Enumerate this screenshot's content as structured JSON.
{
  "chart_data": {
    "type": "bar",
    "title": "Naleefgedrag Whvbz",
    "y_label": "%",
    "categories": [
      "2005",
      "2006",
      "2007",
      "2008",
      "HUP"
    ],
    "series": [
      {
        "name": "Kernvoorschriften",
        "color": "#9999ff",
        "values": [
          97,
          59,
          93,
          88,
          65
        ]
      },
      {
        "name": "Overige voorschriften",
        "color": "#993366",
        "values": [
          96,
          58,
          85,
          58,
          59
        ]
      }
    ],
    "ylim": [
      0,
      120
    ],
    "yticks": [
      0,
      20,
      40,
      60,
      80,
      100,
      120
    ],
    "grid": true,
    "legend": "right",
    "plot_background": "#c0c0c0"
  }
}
·····
REQUIREMENT: Set down every line of the listing above again, exactly as given.

ANSWER TO THE PROBLEM:
Enumerate this screenshot's content as structured JSON.
{
  "chart_data": {
    "type": "bar",
    "title": "Naleefgedrag Whvbz",
    "y_label": "%",
    "categories": [
      "2005",
      "2006",
      "2007",
      "2008",
      "HUP"
    ],
    "series": [
      {
        "name": "Kernvoorschriften",
        "color": "#9999ff",
        "values": [
          97,
          59,
          93,
          88,
          65
        ]
      },
      {
        "name": "Overige voorschriften",
        "color": "#993366",
        "values": [
          96,
          58,
          85,
          58,
          59
        ]
      }
    ],
    "ylim": [
      0,
      120
    ],
    "yticks": [
      0,
      20,
      40,
      60,
      80,
      100,
      120
    ],
    "grid": true,
    "legend": "right",
    "plot_background": "#c0c0c0"
  }
}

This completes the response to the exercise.